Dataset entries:
= = = =

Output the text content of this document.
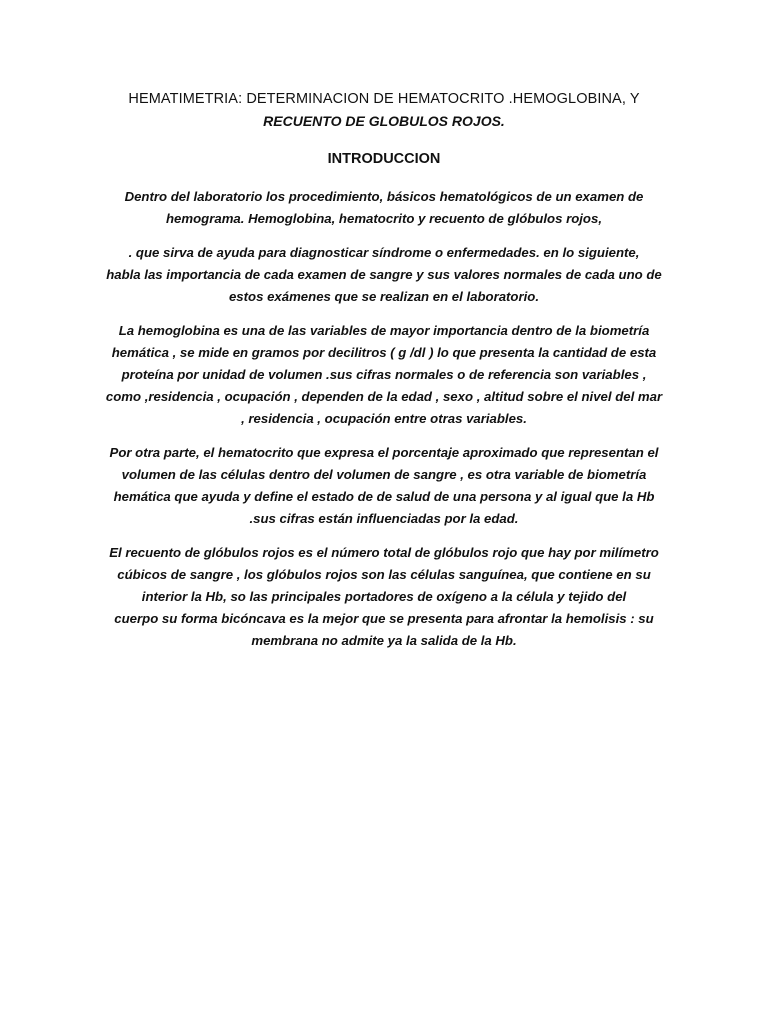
HEMATIMETRIA: DETERMINACION DE HEMATOCRITO .HEMOGLOBINA, Y

RECUENTO DE GLOBULOS ROJOS.

INTRODUCCION

Dentro del laboratorio los procedimiento, básicos hematológicos de un examen de
hemograma. Hemoglobina, hematocrito y recuento de glóbulos rojos,

. que sirva de ayuda para diagnosticar síndrome o enfermedades. en lo siguiente,
habla las importancia de cada examen de sangre y sus valores normales de cada uno de
estos exámenes que se realizan en el laboratorio.

La hemoglobina es una de las variables de mayor importancia dentro de la biometría
hemática , se mide en gramos por decilitros ( g /dl ) lo que presenta la cantidad de esta
proteína por unidad de volumen .sus cifras normales o de referencia son variables ,
como ,residencia , ocupación , dependen de la edad , sexo , altitud sobre el nivel del mar
, residencia , ocupación entre otras variables.

Por otra parte, el hematocrito que expresa el porcentaje aproximado que representan el
volumen de las células dentro del volumen de sangre , es otra variable de biometría
hemática que ayuda y define el estado de de salud de una persona y al igual que la Hb
.sus cifras están influenciadas por la edad.

El recuento de glóbulos rojos es el número total de glóbulos rojo que hay por milímetro
cúbicos de sangre , los glóbulos rojos son las células sanguínea, que contiene en su
interior la Hb, so las principales portadores de oxígeno a la célula y tejido del
cuerpo su forma bicóncava es la mejor que se presenta para afrontar la hemolisis : su
membrana no admite ya la salida de la Hb.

= = = =

§ **WHAT IS BEING ASKED**
Scan the data above and copy every line with "para" in it.

§ **SOLUTION**
. que sirva de ayuda para diagnosticar síndrome o enfermedades. en lo siguiente,
cuerpo su forma bicóncava es la mejor que se presenta para afrontar la hemolisis : su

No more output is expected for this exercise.